------ Given records ------
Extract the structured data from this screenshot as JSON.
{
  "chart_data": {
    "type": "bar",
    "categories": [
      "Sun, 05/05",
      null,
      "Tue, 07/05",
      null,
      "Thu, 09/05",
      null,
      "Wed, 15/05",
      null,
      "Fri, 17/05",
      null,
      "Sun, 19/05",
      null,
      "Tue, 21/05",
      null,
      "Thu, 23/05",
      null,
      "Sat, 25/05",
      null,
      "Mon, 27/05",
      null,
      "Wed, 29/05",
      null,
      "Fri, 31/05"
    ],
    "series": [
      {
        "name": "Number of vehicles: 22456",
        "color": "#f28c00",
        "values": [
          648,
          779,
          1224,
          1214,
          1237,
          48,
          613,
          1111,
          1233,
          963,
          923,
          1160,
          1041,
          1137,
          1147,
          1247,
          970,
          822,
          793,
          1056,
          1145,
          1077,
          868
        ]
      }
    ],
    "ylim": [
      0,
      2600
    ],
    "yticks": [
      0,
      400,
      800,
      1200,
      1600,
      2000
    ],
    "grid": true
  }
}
------
# Aim of the exercise
All of the material must be reproduced exactly.

# Written response
Extract the structured data from this screenshot as JSON.
{
  "chart_data": {
    "type": "bar",
    "categories": [
      "Sun, 05/05",
      null,
      "Tue, 07/05",
      null,
      "Thu, 09/05",
      null,
      "Wed, 15/05",
      null,
      "Fri, 17/05",
      null,
      "Sun, 19/05",
      null,
      "Tue, 21/05",
      null,
      "Thu, 23/05",
      null,
      "Sat, 25/05",
      null,
      "Mon, 27/05",
      null,
      "Wed, 29/05",
      null,
      "Fri, 31/05"
    ],
    "series": [
      {
        "name": "Number of vehicles: 22456",
        "color": "#f28c00",
        "values": [
          648,
          779,
          1224,
          1214,
          1237,
          48,
          613,
          1111,
          1233,
          963,
          923,
          1160,
          1041,
          1137,
          1147,
          1247,
          970,
          822,
          793,
          1056,
          1145,
          1077,
          868
        ]
      }
    ],
    "ylim": [
      0,
      2600
    ],
    "yticks": [
      0,
      400,
      800,
      1200,
      1600,
      2000
    ],
    "grid": true
  }
}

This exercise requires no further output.